### What you should do:
Transcribe the whole listing without a single picture.
## begin Data supplied
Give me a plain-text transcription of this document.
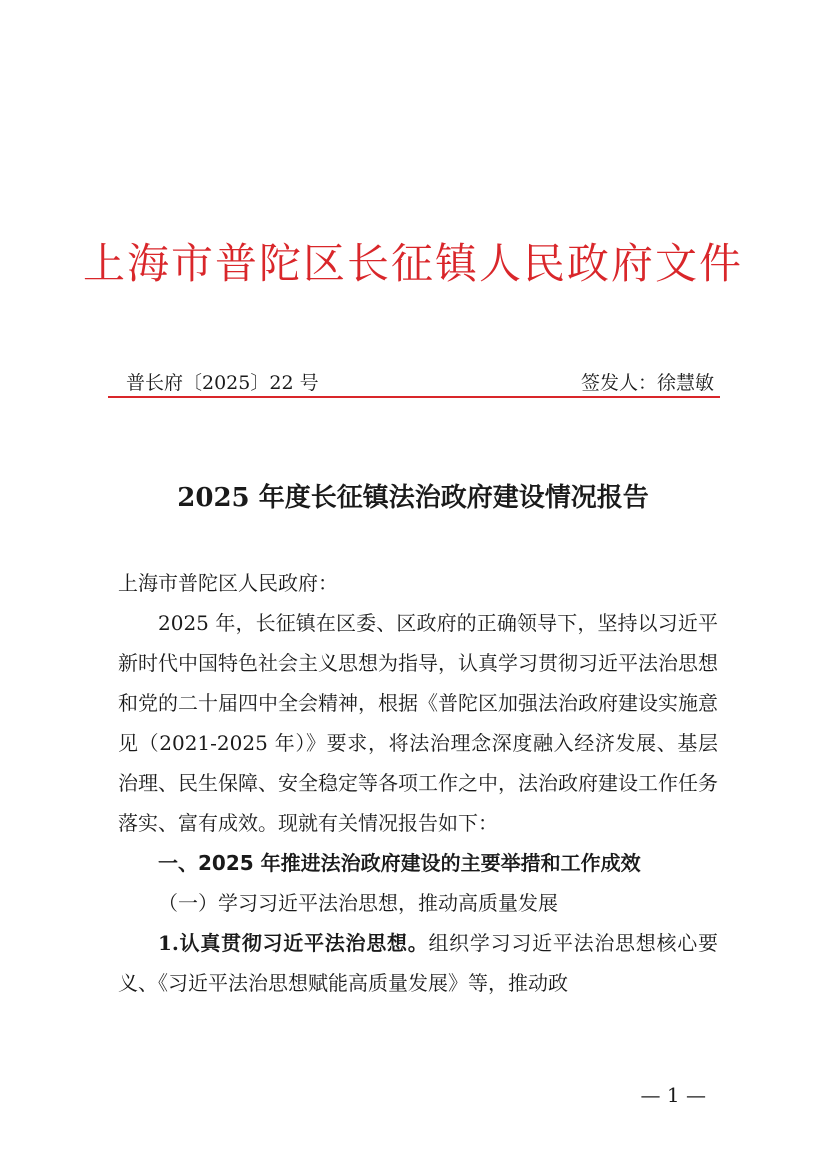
上海市普陀区长征镇人民政府文件
普长府〔2025〕22 号	签发人：徐慧敏
2025 年度长征镇法治政府建设情况报告

上海市普陀区人民政府：

2025 年，长征镇在区委、区政府的正确领导下，坚持以习近平新时代中国特色社会主义思想为指导，认真学习贯彻习近平法治思想和党的二十届四中全会精神，根据《普陀区加强法治政府建设实施意见（2021-2025 年）》要求，将法治理念深度融入经济发展、基层治理、民生保障、安全稳定等各项工作之中，法治政府建设工作任务落实、富有成效。现就有关情况报告如下：

一、2025 年推进法治政府建设的主要举措和工作成效

（一）学习习近平法治思想，推动高质量发展

1.认真贯彻习近平法治思想。组织学习习近平法治思想核心要义、《习近平法治思想赋能高质量发展》等，推动政

— 1 —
## end Data supplied
### The solution:
Give me a plain-text transcription of this document.
上海市普陀区长征镇人民政府文件
普长府〔2025〕22 号	签发人：徐慧敏
2025 年度长征镇法治政府建设情况报告

上海市普陀区人民政府：

2025 年，长征镇在区委、区政府的正确领导下，坚持以习近平新时代中国特色社会主义思想为指导，认真学习贯彻习近平法治思想和党的二十届四中全会精神，根据《普陀区加强法治政府建设实施意见（2021-2025 年）》要求，将法治理念深度融入经济发展、基层治理、民生保障、安全稳定等各项工作之中，法治政府建设工作任务落实、富有成效。现就有关情况报告如下：

一、2025 年推进法治政府建设的主要举措和工作成效

（一）学习习近平法治思想，推动高质量发展

1.认真贯彻习近平法治思想。组织学习习近平法治思想核心要义、《习近平法治思想赋能高质量发展》等，推动政

— 1 —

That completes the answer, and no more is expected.